■ **Short exercise**:
Copy every line of the data that contains the string "ˈsɪti".

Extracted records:
— START —

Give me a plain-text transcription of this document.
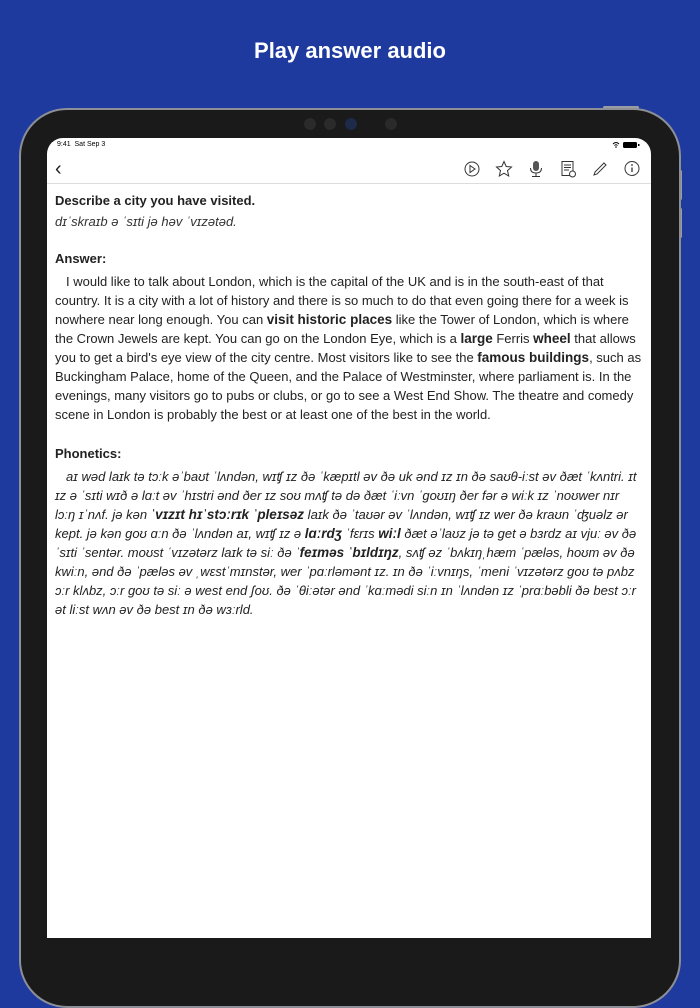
Play answer audio
9:41 Sat Sep 3
‹
Describe a city you have visited.
dɪˈskraɪb ə ˈsɪti jə həv ˈvɪzətəd.
Answer:
I would like to talk about London, which is the capital of the UK and is in the south-east of that country. It is a city with a lot of history and there is so much to do that even going there for a week is nowhere near long enough. You can visit historic places like the Tower of London, which is where the Crown Jewels are kept. You can go on the London Eye, which is a large Ferris wheel that allows you to get a bird's eye view of the city centre. Most visitors like to see the famous buildings, such as Buckingham Palace, home of the Queen, and the Palace of Westminster, where parliament is. In the evenings, many visitors go to pubs or clubs, or go to see a West End Show. The theatre and comedy scene in London is probably the best or at least one of the best in the world.
Phonetics:
aɪ wəd laɪk tə tɔːk əˈbaʊt ˈlʌndən, wɪʧ ɪz ðə ˈkæpɪtl əv ðə uk ənd ɪz ɪn ðə saʊθ-iːst əv ðæt ˈkʌntri. ɪt ɪz ə ˈsɪti wɪð ə lɑːt əv ˈhɪstri ənd ðer ɪz soʊ mʌʧ tə də ðæt ˈiːvn ˈgoʊɪŋ ðer fər ə wiːk ɪz ˈnoʊwer nɪr lɔːŋ ɪˈnʌf. jə kən ˈvɪzɪt hɪˈstɔːrɪk ˈpleɪsəz laɪk ðə ˈtaʊər əv ˈlʌndən, wɪʧ ɪz wer ðə kraʊn ˈʤuəlz ər kept. jə kən goʊ ɑːn ðə ˈlʌndən aɪ, wɪʧ ɪz ə lɑːrdʒ ˈfɛrɪs wiːl ðæt əˈlaʊz jə tə get ə bɜrdz aɪ vjuː əv ðə ˈsɪti ˈsentər. moʊst ˈvɪzətərz laɪk tə siː ðə ˈfeɪməs ˈbɪldɪŋz, sʌʧ əz ˈbʌkɪŋˌhæm ˈpæləs, hoʊm əv ðə kwiːn, ənd ðə ˈpæləs əv ˌwɛstˈmɪnstər, wer ˈpɑːrləmənt ɪz. ɪn ðə ˈiːvnɪŋs, ˈmeni ˈvɪzətərz goʊ tə pʌbz ɔːr klʌbz, ɔːr goʊ tə siː ə west end ʃoʊ. ðə ˈθiːətər ənd ˈkɑːmədi siːn ɪn ˈlʌndən ɪz ˈprɑːbəbli ðə best ɔːr ət liːst wʌn əv ðə best ɪn ðə wɜːrld.
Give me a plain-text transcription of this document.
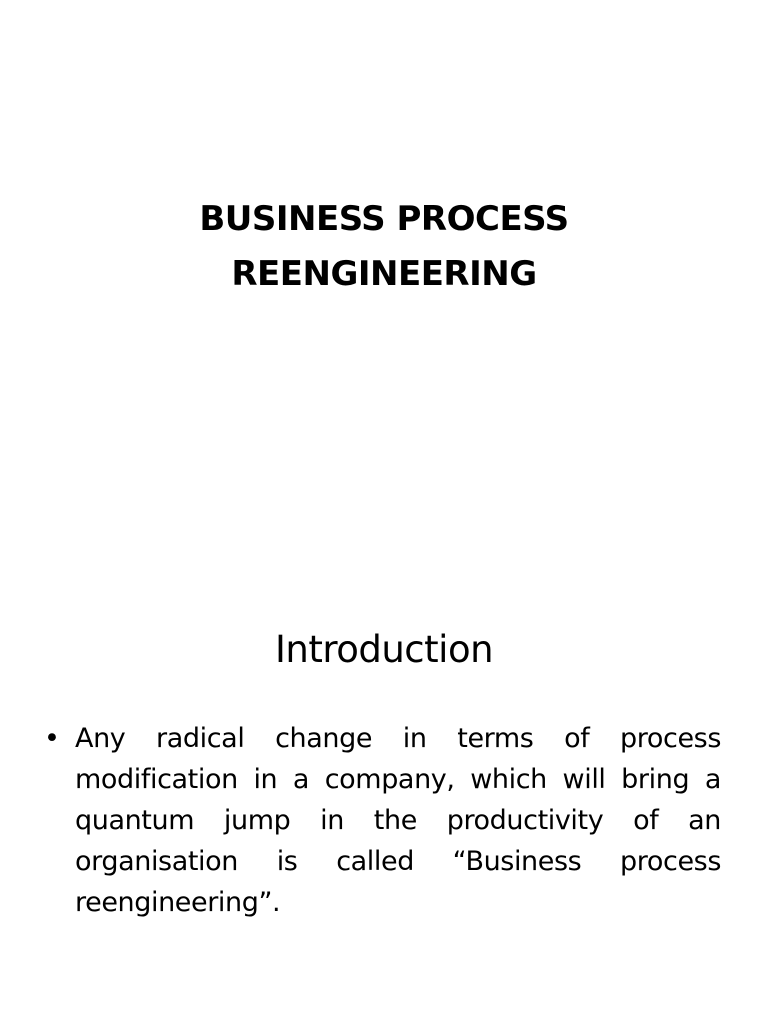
BUSINESS PROCESS
REENGINEERING
Introduction
• Any radical change in terms of process modification in a company, which will bring a quantum jump in the productivity of an organisation is called “Business process reengineering”.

— END —

■ **Written answer**:
dɪˈskraɪb ə ˈsɪti jə həv ˈvɪzətəd.
aɪ wəd laɪk tə tɔːk əˈbaʊt ˈlʌndən, wɪʧ ɪz ðə ˈkæpɪtl əv ðə uk ənd ɪz ɪn ðə saʊθ-iːst əv ðæt ˈkʌntri. ɪt ɪz ə ˈsɪti wɪð ə lɑːt əv ˈhɪstri ənd ðer ɪz soʊ mʌʧ tə də ðæt ˈiːvn ˈgoʊɪŋ ðer fər ə wiːk ɪz ˈnoʊwer nɪr lɔːŋ ɪˈnʌf. jə kən ˈvɪzɪt hɪˈstɔːrɪk ˈpleɪsəz laɪk ðə ˈtaʊər əv ˈlʌndən, wɪʧ ɪz wer ðə kraʊn ˈʤuəlz ər kept. jə kən goʊ ɑːn ðə ˈlʌndən aɪ, wɪʧ ɪz ə lɑːrdʒ ˈfɛrɪs wiːl ðæt əˈlaʊz jə tə get ə bɜrdz aɪ vjuː əv ðə ˈsɪti ˈsentər. moʊst ˈvɪzətərz laɪk tə siː ðə ˈfeɪməs ˈbɪldɪŋz, sʌʧ əz ˈbʌkɪŋˌhæm ˈpæləs, hoʊm əv ðə kwiːn, ənd ðə ˈpæləs əv ˌwɛstˈmɪnstər, wer ˈpɑːrləmənt ɪz. ɪn ðə ˈiːvnɪŋs, ˈmeni ˈvɪzətərz goʊ tə pʌbz ɔːr klʌbz, ɔːr goʊ tə siː ə west end ʃoʊ. ðə ˈθiːətər ənd ˈkɑːmədi siːn ɪn ˈlʌndən ɪz ˈprɑːbəbli ðə best ɔːr ət liːst wʌn əv ðə best ɪn ðə wɜːrld.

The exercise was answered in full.